* [Task requirements]:
Repeat the listing exactly as given, omitting every image.
—————
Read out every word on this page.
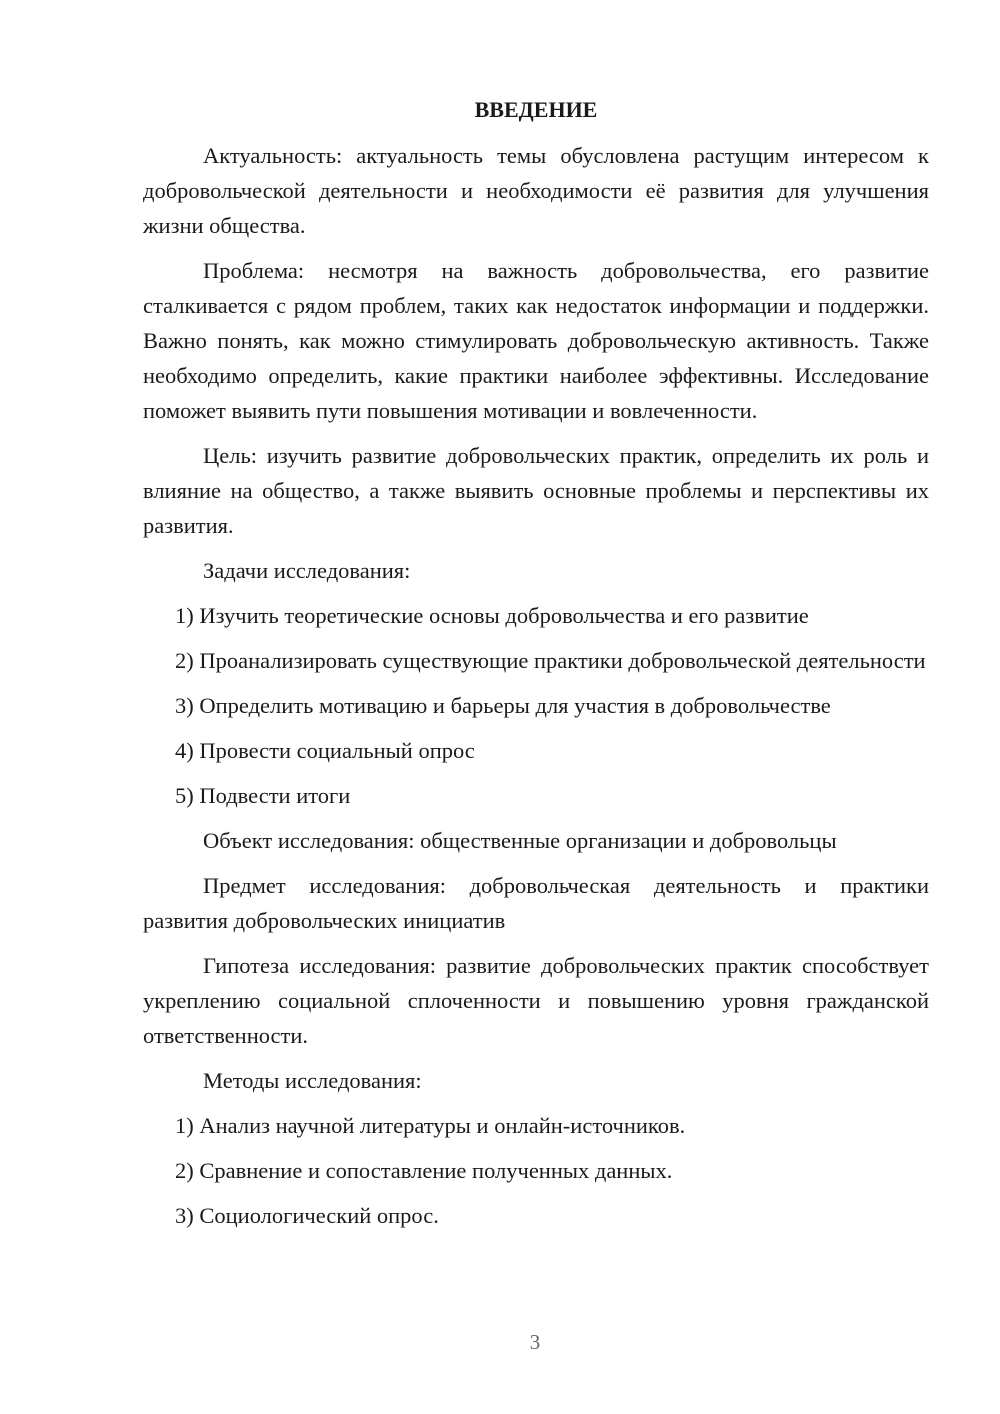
ВВЕДЕНИЕ

Актуальность: актуальность темы обусловлена растущим интересом к добровольческой деятельности и необходимости её развития для улучшения жизни общества.

Проблема: несмотря на важность добровольчества, его развитие сталкивается с рядом проблем, таких как недостаток информации и поддержки. Важно понять, как можно стимулировать добровольческую активность. Также необходимо определить, какие практики наиболее эффективны. Исследование поможет выявить пути повышения мотивации и вовлеченности.

Цель: изучить развитие добровольческих практик, определить их роль и влияние на общество, а также выявить основные проблемы и перспективы их развития.

Задачи исследования:

1) Изучить теоретические основы добровольчества и его развитие

2) Проанализировать существующие практики добровольческой деятельности

3) Определить мотивацию и барьеры для участия в добровольчестве

4) Провести социальный опрос

5) Подвести итоги

Объект исследования: общественные организации и добровольцы

Предмет исследования: добровольческая деятельность и практики развития добровольческих инициатив

Гипотеза исследования: развитие добровольческих практик способствует укреплению социальной сплоченности и повышению уровня гражданской ответственности.

Методы исследования:

1) Анализ научной литературы и онлайн-источников.

2) Сравнение и сопоставление полученных данных.

3) Социологический опрос.

3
—————
* [Task response]:
Read out every word on this page.
ВВЕДЕНИЕ

Актуальность: актуальность темы обусловлена растущим интересом к добровольческой деятельности и необходимости её развития для улучшения жизни общества.

Проблема: несмотря на важность добровольчества, его развитие сталкивается с рядом проблем, таких как недостаток информации и поддержки. Важно понять, как можно стимулировать добровольческую активность. Также необходимо определить, какие практики наиболее эффективны. Исследование поможет выявить пути повышения мотивации и вовлеченности.

Цель: изучить развитие добровольческих практик, определить их роль и влияние на общество, а также выявить основные проблемы и перспективы их развития.

Задачи исследования:

1) Изучить теоретические основы добровольчества и его развитие

2) Проанализировать существующие практики добровольческой деятельности

3) Определить мотивацию и барьеры для участия в добровольчестве

4) Провести социальный опрос

5) Подвести итоги

Объект исследования: общественные организации и добровольцы

Предмет исследования: добровольческая деятельность и практики развития добровольческих инициатив

Гипотеза исследования: развитие добровольческих практик способствует укреплению социальной сплоченности и повышению уровня гражданской ответственности.

Методы исследования:

1) Анализ научной литературы и онлайн-источников.

2) Сравнение и сопоставление полученных данных.

3) Социологический опрос.

3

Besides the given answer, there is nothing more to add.